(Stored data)

====

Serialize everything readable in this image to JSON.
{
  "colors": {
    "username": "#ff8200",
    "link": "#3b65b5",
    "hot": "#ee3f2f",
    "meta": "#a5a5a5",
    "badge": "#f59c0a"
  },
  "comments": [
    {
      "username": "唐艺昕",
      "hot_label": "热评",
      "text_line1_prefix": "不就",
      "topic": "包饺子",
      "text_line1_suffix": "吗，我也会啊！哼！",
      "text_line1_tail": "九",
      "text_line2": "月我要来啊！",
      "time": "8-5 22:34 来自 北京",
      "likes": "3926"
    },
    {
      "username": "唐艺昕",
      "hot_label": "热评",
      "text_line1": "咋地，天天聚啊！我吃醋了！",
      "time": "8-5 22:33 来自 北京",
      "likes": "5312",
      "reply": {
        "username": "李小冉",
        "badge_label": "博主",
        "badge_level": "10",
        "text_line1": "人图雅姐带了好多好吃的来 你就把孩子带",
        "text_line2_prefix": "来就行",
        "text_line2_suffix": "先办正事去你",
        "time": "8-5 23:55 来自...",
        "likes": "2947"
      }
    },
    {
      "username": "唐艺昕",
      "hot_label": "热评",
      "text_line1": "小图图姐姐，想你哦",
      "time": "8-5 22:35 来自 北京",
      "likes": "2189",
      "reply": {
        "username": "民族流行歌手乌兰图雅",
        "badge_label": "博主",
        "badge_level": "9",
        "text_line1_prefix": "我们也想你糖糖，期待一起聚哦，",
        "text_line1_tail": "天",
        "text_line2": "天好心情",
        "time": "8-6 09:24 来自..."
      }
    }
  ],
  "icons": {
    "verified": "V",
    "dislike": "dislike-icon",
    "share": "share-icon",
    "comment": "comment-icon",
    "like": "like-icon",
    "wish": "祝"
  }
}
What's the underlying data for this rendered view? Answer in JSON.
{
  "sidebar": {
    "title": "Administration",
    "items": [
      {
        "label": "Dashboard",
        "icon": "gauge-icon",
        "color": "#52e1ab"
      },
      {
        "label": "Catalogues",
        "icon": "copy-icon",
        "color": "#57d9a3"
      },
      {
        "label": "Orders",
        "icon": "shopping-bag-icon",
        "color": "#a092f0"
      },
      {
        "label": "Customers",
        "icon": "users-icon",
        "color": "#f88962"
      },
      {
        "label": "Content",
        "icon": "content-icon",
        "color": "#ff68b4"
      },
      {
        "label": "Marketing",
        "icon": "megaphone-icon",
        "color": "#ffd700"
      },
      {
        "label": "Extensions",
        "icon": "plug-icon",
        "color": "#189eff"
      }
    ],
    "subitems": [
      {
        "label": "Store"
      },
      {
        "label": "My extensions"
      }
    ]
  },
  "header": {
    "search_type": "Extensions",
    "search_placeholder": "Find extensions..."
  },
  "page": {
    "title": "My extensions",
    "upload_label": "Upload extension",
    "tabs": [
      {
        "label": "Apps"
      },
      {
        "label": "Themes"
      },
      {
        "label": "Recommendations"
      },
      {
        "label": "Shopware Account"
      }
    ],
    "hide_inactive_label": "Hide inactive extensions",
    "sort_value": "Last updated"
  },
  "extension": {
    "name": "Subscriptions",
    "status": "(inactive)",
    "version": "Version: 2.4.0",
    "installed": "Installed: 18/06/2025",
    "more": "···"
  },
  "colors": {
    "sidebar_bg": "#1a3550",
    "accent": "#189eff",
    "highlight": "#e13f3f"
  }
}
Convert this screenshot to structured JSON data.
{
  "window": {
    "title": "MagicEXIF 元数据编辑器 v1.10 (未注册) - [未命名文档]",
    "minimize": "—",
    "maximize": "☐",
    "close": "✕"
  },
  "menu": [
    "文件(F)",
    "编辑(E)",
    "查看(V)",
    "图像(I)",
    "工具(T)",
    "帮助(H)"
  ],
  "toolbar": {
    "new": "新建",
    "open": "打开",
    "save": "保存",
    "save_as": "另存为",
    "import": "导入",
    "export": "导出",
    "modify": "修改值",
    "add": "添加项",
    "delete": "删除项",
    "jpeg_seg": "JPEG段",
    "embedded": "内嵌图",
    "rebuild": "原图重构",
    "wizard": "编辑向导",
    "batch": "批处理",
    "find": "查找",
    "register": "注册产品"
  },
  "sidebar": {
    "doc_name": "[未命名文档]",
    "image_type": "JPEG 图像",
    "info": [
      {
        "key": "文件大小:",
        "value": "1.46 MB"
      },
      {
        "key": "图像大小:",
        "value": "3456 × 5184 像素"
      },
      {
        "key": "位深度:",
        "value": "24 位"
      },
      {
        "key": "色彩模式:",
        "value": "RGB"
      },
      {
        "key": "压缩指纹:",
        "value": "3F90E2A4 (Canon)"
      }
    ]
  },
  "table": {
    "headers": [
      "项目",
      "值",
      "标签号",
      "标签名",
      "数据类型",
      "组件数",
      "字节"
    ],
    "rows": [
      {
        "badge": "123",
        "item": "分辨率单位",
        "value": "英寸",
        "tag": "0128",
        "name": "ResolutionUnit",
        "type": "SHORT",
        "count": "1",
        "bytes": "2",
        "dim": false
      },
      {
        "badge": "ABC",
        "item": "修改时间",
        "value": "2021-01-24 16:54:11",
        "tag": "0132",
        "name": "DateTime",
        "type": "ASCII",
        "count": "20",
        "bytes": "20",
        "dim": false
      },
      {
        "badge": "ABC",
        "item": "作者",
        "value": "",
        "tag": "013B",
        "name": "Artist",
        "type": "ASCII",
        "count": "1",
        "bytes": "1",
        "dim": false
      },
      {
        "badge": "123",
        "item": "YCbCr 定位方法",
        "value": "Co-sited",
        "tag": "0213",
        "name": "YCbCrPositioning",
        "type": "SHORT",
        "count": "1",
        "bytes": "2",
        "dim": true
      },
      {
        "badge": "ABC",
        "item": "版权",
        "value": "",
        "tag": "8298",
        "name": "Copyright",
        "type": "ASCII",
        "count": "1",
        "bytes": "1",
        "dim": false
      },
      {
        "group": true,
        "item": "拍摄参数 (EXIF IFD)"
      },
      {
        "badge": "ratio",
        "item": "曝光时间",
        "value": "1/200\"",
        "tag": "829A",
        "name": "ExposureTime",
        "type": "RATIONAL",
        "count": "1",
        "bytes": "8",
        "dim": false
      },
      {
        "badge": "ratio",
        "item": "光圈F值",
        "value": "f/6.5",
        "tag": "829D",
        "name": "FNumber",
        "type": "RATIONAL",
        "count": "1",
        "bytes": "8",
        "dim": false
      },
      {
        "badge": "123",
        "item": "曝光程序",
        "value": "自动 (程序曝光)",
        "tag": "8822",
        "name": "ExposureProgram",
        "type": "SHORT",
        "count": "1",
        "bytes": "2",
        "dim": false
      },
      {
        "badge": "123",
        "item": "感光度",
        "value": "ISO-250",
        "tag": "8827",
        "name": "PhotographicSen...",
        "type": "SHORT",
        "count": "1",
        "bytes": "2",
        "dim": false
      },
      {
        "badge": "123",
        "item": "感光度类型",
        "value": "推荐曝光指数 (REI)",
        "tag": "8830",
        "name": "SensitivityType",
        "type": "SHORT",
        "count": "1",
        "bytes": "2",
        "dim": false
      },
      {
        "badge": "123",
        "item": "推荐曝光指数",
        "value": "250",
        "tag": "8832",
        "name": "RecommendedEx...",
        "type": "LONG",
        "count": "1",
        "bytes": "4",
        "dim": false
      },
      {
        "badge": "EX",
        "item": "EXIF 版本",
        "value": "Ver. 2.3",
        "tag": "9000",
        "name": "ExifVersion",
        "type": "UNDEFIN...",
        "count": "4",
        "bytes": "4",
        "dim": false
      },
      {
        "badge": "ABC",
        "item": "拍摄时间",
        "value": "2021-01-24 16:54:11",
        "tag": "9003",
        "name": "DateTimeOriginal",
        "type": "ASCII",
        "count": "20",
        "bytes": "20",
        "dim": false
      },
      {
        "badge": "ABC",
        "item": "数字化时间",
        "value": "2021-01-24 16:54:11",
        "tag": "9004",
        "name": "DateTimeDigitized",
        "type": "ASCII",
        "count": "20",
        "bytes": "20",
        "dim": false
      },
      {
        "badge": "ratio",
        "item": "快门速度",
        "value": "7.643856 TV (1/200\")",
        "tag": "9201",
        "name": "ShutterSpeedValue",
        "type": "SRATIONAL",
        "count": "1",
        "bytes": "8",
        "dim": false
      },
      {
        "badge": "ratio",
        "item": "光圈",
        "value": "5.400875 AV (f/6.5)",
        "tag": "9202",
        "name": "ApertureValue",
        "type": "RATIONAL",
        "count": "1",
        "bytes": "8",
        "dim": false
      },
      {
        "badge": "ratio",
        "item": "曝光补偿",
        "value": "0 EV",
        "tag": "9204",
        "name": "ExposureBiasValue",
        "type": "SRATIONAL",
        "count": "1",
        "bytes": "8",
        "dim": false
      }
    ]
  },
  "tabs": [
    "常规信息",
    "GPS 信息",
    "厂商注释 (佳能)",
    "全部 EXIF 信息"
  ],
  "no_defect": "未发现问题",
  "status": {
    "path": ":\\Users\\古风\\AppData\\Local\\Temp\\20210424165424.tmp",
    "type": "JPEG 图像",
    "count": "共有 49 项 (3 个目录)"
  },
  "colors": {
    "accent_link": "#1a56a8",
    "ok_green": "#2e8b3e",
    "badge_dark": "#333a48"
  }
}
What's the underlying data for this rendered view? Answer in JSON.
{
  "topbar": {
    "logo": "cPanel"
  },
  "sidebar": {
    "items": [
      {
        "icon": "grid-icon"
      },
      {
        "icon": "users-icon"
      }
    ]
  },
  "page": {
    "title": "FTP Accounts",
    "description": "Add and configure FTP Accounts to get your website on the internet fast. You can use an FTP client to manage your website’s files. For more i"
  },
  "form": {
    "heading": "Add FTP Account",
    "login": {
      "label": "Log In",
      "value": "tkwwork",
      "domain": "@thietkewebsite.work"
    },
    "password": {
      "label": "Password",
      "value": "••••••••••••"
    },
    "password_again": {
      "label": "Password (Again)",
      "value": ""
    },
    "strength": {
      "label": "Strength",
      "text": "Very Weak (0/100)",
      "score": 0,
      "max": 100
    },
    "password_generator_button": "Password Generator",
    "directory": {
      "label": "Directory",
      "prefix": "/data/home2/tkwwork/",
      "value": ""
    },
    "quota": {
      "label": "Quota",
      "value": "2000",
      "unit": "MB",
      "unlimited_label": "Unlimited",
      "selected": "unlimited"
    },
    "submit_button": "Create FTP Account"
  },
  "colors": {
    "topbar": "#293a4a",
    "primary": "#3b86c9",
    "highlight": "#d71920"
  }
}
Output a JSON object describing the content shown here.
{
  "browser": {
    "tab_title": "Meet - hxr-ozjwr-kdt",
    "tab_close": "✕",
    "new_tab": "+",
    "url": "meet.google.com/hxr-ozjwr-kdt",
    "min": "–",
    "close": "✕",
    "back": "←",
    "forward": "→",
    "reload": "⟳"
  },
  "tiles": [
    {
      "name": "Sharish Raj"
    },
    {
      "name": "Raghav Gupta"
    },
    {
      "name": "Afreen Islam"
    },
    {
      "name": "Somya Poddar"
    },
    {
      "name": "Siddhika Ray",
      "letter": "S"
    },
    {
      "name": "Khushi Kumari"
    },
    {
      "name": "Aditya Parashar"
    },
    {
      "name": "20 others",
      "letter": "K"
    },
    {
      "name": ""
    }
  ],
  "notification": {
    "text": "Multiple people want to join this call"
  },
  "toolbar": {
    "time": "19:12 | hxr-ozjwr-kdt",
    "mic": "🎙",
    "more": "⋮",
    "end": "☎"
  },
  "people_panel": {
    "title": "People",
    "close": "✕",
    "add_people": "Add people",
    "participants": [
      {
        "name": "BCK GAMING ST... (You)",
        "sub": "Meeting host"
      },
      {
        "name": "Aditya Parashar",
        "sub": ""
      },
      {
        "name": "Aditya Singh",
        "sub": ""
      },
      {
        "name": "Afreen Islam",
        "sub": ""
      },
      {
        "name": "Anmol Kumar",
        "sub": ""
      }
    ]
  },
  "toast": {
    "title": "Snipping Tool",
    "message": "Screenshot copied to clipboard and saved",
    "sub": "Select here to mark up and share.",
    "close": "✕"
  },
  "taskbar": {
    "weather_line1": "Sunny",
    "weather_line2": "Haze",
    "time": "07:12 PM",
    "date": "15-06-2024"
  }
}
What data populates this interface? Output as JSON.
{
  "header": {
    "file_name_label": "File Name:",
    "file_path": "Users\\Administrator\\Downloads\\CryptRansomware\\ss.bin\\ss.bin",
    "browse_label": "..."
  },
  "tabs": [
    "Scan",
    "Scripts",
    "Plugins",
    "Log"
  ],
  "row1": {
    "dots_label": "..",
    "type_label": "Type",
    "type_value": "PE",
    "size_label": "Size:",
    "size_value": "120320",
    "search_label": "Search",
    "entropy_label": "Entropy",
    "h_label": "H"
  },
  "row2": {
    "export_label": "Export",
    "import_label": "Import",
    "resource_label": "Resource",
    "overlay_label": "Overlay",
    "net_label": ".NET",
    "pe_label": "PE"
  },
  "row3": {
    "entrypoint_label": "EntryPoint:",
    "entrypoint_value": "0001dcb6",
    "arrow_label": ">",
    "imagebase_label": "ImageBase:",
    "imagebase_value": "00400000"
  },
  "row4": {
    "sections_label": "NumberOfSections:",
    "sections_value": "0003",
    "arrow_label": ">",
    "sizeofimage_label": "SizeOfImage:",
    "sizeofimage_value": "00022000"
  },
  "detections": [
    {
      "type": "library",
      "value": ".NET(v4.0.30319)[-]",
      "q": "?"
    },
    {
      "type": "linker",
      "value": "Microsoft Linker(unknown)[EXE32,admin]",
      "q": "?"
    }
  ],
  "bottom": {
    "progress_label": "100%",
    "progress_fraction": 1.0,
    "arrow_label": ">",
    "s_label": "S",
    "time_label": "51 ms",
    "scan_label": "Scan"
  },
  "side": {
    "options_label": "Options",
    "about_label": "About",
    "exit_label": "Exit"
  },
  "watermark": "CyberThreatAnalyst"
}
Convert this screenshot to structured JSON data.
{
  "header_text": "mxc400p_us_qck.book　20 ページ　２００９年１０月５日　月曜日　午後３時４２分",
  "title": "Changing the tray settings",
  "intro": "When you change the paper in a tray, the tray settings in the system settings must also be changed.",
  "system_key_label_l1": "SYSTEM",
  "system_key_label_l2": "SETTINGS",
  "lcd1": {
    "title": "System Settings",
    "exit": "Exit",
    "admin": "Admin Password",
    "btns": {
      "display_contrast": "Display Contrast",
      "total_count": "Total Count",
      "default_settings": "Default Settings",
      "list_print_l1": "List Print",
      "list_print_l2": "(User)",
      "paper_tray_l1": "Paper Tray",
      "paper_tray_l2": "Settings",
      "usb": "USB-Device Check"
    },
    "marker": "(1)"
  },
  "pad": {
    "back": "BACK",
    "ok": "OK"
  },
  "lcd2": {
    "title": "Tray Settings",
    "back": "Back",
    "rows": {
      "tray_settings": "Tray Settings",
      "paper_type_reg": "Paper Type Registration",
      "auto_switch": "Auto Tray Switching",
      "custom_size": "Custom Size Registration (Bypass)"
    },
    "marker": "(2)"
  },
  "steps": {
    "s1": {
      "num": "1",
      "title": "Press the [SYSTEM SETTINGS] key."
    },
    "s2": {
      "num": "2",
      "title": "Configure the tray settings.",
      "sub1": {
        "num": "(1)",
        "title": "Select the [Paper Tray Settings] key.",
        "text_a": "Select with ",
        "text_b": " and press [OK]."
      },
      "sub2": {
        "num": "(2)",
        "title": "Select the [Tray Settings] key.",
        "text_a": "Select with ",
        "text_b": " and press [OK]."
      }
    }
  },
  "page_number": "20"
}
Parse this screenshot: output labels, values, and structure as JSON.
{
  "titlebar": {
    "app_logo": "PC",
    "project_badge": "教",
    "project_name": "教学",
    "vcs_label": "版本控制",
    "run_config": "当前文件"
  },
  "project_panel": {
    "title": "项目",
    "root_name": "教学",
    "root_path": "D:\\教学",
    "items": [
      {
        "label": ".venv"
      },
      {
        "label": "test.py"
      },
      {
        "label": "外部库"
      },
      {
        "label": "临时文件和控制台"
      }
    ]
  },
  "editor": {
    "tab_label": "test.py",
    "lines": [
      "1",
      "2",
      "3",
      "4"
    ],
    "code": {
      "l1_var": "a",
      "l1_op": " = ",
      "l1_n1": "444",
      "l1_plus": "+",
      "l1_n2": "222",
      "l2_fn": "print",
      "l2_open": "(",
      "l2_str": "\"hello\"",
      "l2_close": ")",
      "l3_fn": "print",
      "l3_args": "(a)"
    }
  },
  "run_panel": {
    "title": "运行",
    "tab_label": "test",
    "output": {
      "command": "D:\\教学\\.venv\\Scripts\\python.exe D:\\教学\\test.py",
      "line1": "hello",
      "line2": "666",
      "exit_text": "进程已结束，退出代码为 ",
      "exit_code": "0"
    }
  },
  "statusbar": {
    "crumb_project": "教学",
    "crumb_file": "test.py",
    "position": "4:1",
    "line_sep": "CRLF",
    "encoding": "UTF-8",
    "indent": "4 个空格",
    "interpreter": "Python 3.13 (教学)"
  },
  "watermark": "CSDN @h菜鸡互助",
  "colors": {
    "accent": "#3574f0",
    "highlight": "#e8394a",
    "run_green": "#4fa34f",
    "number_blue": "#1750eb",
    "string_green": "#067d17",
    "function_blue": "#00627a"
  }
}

====

**The exercise:**
Copy every line of the data that holds the string "Scripts".

**Correct response:**
    "Scripts",
      "command": "D:\\教学\\.venv\\Scripts\\python.exe D:\\教学\\test.py",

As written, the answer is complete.